● **Objective**
Return every line of the records below verbatim, omitting the pictures.

● **Data provided**

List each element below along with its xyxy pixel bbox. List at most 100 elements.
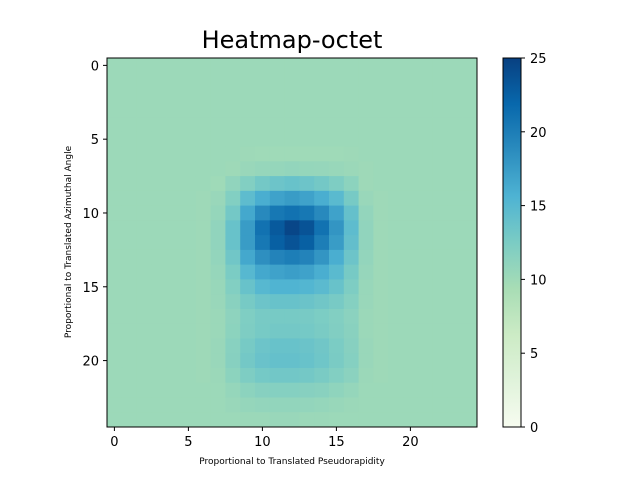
heatmap-cell	[447, 58, 463, 74]
heatmap-cell	[343, 235, 360, 251]
heatmap-cell	[181, 146, 197, 162]
heatmap-cell	[225, 235, 241, 251]
heatmap-cell	[417, 382, 434, 398]
heatmap-cell	[136, 176, 152, 192]
heatmap-cell	[240, 72, 256, 89]
heatmap-cell	[299, 382, 315, 398]
heatmap-cell	[151, 190, 167, 207]
heatmap-cell	[166, 412, 182, 428]
heatmap-cell	[358, 338, 374, 354]
heatmap-cell	[329, 72, 345, 89]
heatmap-cell	[358, 367, 374, 384]
y-tick-label: 5	[91, 133, 99, 148]
heatmap-cell	[417, 72, 434, 89]
heatmap-cell	[107, 323, 123, 339]
heatmap-cell	[255, 308, 271, 325]
heatmap-cell	[373, 308, 389, 325]
heatmap-cell	[210, 397, 226, 413]
heatmap-cell	[284, 412, 300, 428]
heatmap-cell	[181, 176, 197, 192]
heatmap-cell	[195, 161, 212, 177]
heatmap-cell	[343, 205, 360, 221]
heatmap-cell	[358, 220, 374, 236]
heatmap-cell	[166, 308, 182, 325]
heatmap-cell	[432, 87, 448, 103]
heatmap-cell	[329, 264, 345, 280]
heatmap-cell	[151, 412, 167, 428]
heatmap-cell	[240, 323, 256, 339]
heatmap-cell	[462, 205, 478, 221]
heatmap-cell	[462, 176, 478, 192]
heatmap-cell	[284, 338, 300, 354]
heatmap-cell	[329, 323, 345, 339]
heatmap-cell	[107, 264, 123, 280]
heatmap-cell	[373, 220, 389, 236]
heatmap-cell	[299, 58, 315, 74]
heatmap-cell	[343, 412, 360, 428]
heatmap-cell	[314, 176, 330, 192]
heatmap-cell	[210, 382, 226, 398]
heatmap-cell	[107, 308, 123, 325]
heatmap-cell	[225, 412, 241, 428]
heatmap-cell	[388, 205, 404, 221]
heatmap-cell	[343, 353, 360, 369]
heatmap-cell	[447, 161, 463, 177]
heatmap-cell	[151, 382, 167, 398]
heatmap-cell	[373, 249, 389, 266]
heatmap-cell	[403, 412, 419, 428]
heatmap-cell	[107, 72, 123, 89]
heatmap-cell	[240, 146, 256, 162]
heatmap-cell	[107, 412, 123, 428]
heatmap-cell	[447, 235, 463, 251]
heatmap-cell	[358, 176, 374, 192]
heatmap-cell	[314, 264, 330, 280]
heatmap-cell	[240, 308, 256, 325]
heatmap-cell	[432, 58, 448, 74]
heatmap-cell	[136, 412, 152, 428]
heatmap-cell	[417, 338, 434, 354]
heatmap-cell	[195, 205, 212, 221]
heatmap-cell	[181, 323, 197, 339]
colorbar-tick-label: 10	[530, 273, 547, 288]
heatmap-cell	[299, 220, 315, 236]
heatmap-cell	[166, 205, 182, 221]
heatmap-cell	[432, 294, 448, 310]
heatmap-cell	[388, 308, 404, 325]
heatmap-cell	[432, 382, 448, 398]
heatmap-cell	[151, 102, 167, 118]
heatmap-cell	[166, 397, 182, 413]
heatmap-cell	[225, 58, 241, 74]
heatmap-cell	[358, 382, 374, 398]
heatmap-cell	[373, 117, 389, 133]
heatmap-cell	[432, 353, 448, 369]
heatmap-cell	[255, 279, 271, 295]
heatmap-cell	[121, 117, 138, 133]
heatmap-cell	[269, 264, 286, 280]
heatmap-cell	[358, 87, 374, 103]
heatmap-cell	[329, 397, 345, 413]
heatmap-cell	[240, 264, 256, 280]
heatmap-cell	[225, 146, 241, 162]
heatmap-cell	[210, 279, 226, 295]
heatmap-cell	[388, 235, 404, 251]
heatmap-cell	[432, 117, 448, 133]
heatmap-cell	[299, 294, 315, 310]
heatmap-cell	[240, 353, 256, 369]
heatmap-cell	[299, 161, 315, 177]
heatmap-cell	[210, 412, 226, 428]
heatmap-cell	[447, 397, 463, 413]
heatmap-cell	[269, 412, 286, 428]
heatmap-cell	[181, 397, 197, 413]
heatmap-cell	[358, 161, 374, 177]
heatmap-cell	[195, 367, 212, 384]
heatmap-cell	[240, 294, 256, 310]
heatmap-cell	[358, 235, 374, 251]
heatmap-cell	[329, 279, 345, 295]
heatmap-cell	[269, 397, 286, 413]
heatmap-cell	[255, 205, 271, 221]
heatmap-cell	[210, 58, 226, 74]
heatmap-cell	[373, 205, 389, 221]
heatmap-cell	[195, 353, 212, 369]
heatmap-cell	[269, 176, 286, 192]
heatmap-cell	[107, 190, 123, 207]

● **Solution to the exercise**
List each element below along with its xyxy pixel bbox. List at most 100 elements.
heatmap-cell	[447, 58, 463, 74]
heatmap-cell	[343, 235, 360, 251]
heatmap-cell	[181, 146, 197, 162]
heatmap-cell	[225, 235, 241, 251]
heatmap-cell	[417, 382, 434, 398]
heatmap-cell	[136, 176, 152, 192]
heatmap-cell	[240, 72, 256, 89]
heatmap-cell	[299, 382, 315, 398]
heatmap-cell	[151, 190, 167, 207]
heatmap-cell	[166, 412, 182, 428]
heatmap-cell	[358, 338, 374, 354]
heatmap-cell	[329, 72, 345, 89]
heatmap-cell	[358, 367, 374, 384]
y-tick-label: 5	[91, 133, 99, 148]
heatmap-cell	[417, 72, 434, 89]
heatmap-cell	[107, 323, 123, 339]
heatmap-cell	[255, 308, 271, 325]
heatmap-cell	[373, 308, 389, 325]
heatmap-cell	[210, 397, 226, 413]
heatmap-cell	[284, 412, 300, 428]
heatmap-cell	[181, 176, 197, 192]
heatmap-cell	[195, 161, 212, 177]
heatmap-cell	[343, 205, 360, 221]
heatmap-cell	[358, 220, 374, 236]
heatmap-cell	[166, 308, 182, 325]
heatmap-cell	[432, 87, 448, 103]
heatmap-cell	[329, 264, 345, 280]
heatmap-cell	[151, 412, 167, 428]
heatmap-cell	[240, 323, 256, 339]
heatmap-cell	[462, 205, 478, 221]
heatmap-cell	[462, 176, 478, 192]
heatmap-cell	[284, 338, 300, 354]
heatmap-cell	[329, 323, 345, 339]
heatmap-cell	[107, 264, 123, 280]
heatmap-cell	[373, 220, 389, 236]
heatmap-cell	[299, 58, 315, 74]
heatmap-cell	[343, 412, 360, 428]
heatmap-cell	[314, 176, 330, 192]
heatmap-cell	[210, 382, 226, 398]
heatmap-cell	[107, 308, 123, 325]
heatmap-cell	[225, 412, 241, 428]
heatmap-cell	[388, 205, 404, 221]
heatmap-cell	[343, 353, 360, 369]
heatmap-cell	[447, 161, 463, 177]
heatmap-cell	[151, 382, 167, 398]
heatmap-cell	[373, 249, 389, 266]
heatmap-cell	[403, 412, 419, 428]
heatmap-cell	[107, 72, 123, 89]
heatmap-cell	[240, 146, 256, 162]
heatmap-cell	[107, 412, 123, 428]
heatmap-cell	[447, 235, 463, 251]
heatmap-cell	[358, 176, 374, 192]
heatmap-cell	[314, 264, 330, 280]
heatmap-cell	[240, 308, 256, 325]
heatmap-cell	[432, 58, 448, 74]
heatmap-cell	[136, 412, 152, 428]
heatmap-cell	[417, 338, 434, 354]
heatmap-cell	[195, 205, 212, 221]
heatmap-cell	[181, 323, 197, 339]
colorbar-tick-label: 10	[530, 273, 547, 288]
heatmap-cell	[299, 220, 315, 236]
heatmap-cell	[166, 205, 182, 221]
heatmap-cell	[432, 294, 448, 310]
heatmap-cell	[388, 308, 404, 325]
heatmap-cell	[432, 382, 448, 398]
heatmap-cell	[151, 102, 167, 118]
heatmap-cell	[166, 397, 182, 413]
heatmap-cell	[225, 58, 241, 74]
heatmap-cell	[358, 382, 374, 398]
heatmap-cell	[373, 117, 389, 133]
heatmap-cell	[432, 353, 448, 369]
heatmap-cell	[255, 279, 271, 295]
heatmap-cell	[121, 117, 138, 133]
heatmap-cell	[269, 264, 286, 280]
heatmap-cell	[358, 87, 374, 103]
heatmap-cell	[329, 397, 345, 413]
heatmap-cell	[240, 264, 256, 280]
heatmap-cell	[225, 146, 241, 162]
heatmap-cell	[210, 279, 226, 295]
heatmap-cell	[388, 235, 404, 251]
heatmap-cell	[432, 117, 448, 133]
heatmap-cell	[299, 294, 315, 310]
heatmap-cell	[240, 353, 256, 369]
heatmap-cell	[299, 161, 315, 177]
heatmap-cell	[210, 412, 226, 428]
heatmap-cell	[447, 397, 463, 413]
heatmap-cell	[269, 412, 286, 428]
heatmap-cell	[181, 397, 197, 413]
heatmap-cell	[358, 161, 374, 177]
heatmap-cell	[195, 367, 212, 384]
heatmap-cell	[240, 294, 256, 310]
heatmap-cell	[358, 235, 374, 251]
heatmap-cell	[329, 279, 345, 295]
heatmap-cell	[269, 397, 286, 413]
heatmap-cell	[255, 205, 271, 221]
heatmap-cell	[210, 58, 226, 74]
heatmap-cell	[373, 205, 389, 221]
heatmap-cell	[195, 353, 212, 369]
heatmap-cell	[269, 176, 286, 192]
heatmap-cell	[107, 190, 123, 207]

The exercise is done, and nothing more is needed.